--- Supplied data ---
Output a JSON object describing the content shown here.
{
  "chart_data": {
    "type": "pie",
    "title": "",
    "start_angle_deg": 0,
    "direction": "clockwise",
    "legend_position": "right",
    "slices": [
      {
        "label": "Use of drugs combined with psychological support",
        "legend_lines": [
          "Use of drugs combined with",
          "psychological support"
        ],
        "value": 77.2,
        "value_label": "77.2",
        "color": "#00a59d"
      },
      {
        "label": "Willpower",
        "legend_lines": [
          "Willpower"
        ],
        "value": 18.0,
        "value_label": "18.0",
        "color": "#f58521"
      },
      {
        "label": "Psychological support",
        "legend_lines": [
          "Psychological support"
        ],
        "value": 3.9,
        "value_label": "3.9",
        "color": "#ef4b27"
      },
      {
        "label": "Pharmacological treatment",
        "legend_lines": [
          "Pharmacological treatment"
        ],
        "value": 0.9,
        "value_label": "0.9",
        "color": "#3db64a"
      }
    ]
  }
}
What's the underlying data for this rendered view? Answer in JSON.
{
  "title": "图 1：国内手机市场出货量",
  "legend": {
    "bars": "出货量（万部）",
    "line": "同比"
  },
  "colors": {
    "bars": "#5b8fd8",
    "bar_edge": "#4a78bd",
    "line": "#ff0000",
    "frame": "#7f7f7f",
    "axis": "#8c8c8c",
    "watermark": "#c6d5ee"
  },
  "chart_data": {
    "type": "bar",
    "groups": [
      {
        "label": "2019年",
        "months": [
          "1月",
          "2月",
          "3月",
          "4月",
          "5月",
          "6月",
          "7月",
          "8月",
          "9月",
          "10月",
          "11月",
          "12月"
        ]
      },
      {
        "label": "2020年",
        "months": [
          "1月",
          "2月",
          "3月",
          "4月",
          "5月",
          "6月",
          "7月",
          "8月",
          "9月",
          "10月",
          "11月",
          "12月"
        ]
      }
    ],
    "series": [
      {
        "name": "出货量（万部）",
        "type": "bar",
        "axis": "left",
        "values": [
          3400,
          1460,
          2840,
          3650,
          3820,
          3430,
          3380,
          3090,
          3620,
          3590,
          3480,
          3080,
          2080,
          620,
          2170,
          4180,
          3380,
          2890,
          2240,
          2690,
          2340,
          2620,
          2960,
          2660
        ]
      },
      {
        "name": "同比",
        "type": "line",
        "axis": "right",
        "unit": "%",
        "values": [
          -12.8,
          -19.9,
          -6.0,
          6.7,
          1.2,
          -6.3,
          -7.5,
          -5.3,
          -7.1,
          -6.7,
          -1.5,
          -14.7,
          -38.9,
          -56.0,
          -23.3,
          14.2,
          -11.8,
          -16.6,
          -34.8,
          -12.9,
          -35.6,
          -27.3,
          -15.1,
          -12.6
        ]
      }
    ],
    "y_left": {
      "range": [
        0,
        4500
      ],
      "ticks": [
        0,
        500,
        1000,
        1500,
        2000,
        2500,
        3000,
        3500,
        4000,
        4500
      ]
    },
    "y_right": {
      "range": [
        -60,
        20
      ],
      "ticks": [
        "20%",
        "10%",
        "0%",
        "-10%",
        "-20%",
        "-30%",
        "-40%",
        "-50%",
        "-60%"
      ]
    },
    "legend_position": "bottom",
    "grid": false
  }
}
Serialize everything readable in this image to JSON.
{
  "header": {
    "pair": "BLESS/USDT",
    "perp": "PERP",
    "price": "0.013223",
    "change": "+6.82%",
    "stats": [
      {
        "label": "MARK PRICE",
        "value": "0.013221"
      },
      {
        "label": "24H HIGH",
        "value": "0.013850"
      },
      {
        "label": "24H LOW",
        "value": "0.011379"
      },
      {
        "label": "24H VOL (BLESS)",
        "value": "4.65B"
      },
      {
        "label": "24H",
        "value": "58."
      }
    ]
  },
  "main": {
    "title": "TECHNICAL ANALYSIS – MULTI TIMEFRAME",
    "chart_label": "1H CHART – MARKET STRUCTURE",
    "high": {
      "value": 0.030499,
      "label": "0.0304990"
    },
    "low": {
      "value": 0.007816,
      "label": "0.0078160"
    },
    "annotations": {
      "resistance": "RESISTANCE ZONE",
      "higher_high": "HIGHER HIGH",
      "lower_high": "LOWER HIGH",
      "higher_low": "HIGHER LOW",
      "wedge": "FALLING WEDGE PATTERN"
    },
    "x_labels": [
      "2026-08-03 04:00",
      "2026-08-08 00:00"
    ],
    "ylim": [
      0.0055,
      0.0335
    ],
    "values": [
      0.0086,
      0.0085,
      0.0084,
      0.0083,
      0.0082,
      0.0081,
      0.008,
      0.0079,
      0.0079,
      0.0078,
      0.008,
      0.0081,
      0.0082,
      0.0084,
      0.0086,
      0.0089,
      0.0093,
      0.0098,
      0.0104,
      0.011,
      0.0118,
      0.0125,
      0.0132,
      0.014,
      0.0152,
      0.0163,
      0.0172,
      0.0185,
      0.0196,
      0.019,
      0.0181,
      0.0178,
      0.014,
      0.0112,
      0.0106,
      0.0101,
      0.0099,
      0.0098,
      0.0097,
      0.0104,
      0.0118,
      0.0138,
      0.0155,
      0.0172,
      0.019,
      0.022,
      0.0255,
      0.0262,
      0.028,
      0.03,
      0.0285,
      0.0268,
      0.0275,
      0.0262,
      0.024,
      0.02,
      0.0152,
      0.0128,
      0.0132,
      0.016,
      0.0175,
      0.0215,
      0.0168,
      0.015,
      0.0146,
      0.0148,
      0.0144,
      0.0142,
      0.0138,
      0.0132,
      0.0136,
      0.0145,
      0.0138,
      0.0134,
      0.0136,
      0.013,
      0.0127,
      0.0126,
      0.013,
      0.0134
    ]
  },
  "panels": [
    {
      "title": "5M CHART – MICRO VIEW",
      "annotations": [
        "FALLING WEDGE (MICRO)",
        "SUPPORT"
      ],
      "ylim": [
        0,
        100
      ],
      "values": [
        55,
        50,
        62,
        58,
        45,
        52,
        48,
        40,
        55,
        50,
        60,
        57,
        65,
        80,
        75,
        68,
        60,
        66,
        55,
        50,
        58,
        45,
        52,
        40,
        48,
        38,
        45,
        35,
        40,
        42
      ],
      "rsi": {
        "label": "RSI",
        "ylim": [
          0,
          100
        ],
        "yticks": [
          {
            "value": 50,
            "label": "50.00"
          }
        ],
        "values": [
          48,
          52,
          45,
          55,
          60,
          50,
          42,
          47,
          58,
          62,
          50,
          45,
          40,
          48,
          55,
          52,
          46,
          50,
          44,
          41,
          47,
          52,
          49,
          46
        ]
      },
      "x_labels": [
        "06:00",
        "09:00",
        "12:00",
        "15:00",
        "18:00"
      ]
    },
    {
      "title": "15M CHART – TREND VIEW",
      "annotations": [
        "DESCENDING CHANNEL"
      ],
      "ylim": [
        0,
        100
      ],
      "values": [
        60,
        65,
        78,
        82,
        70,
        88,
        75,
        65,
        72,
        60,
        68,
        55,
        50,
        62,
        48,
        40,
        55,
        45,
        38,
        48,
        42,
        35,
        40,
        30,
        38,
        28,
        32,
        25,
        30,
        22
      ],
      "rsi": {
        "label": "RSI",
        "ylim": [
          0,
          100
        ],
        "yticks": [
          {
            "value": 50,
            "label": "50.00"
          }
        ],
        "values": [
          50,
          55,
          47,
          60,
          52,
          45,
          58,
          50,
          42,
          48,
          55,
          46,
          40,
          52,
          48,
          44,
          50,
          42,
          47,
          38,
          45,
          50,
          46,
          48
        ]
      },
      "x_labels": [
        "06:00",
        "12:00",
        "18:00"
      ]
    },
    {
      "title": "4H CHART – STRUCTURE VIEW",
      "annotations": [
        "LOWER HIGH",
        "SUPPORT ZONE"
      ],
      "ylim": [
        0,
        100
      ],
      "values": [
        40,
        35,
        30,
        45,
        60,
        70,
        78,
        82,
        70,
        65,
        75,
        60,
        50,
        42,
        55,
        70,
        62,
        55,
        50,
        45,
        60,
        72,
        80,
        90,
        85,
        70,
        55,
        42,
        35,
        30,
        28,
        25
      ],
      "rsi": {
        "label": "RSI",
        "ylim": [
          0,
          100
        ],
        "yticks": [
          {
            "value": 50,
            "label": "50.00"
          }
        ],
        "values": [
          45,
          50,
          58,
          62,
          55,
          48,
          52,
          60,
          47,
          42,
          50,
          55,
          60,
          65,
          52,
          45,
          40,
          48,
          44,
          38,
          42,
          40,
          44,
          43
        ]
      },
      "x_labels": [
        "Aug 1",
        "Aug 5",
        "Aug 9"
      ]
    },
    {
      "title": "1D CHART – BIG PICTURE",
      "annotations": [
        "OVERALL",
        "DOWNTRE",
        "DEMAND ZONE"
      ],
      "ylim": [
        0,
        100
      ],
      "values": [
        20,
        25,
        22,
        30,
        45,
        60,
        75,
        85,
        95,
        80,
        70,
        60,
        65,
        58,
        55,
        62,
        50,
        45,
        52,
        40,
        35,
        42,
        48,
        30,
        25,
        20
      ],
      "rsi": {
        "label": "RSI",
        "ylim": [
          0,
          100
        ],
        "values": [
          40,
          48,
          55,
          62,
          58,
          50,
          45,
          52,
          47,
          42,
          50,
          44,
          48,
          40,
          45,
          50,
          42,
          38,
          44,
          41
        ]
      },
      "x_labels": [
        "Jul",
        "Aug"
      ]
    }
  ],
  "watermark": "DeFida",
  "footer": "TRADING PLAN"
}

--- What is expected ---
Go through the records. Copy each line where "HIGHER" appears.

--- Problem solution ---
      "higher_high": "HIGHER HIGH",
      "higher_low": "HIGHER LOW",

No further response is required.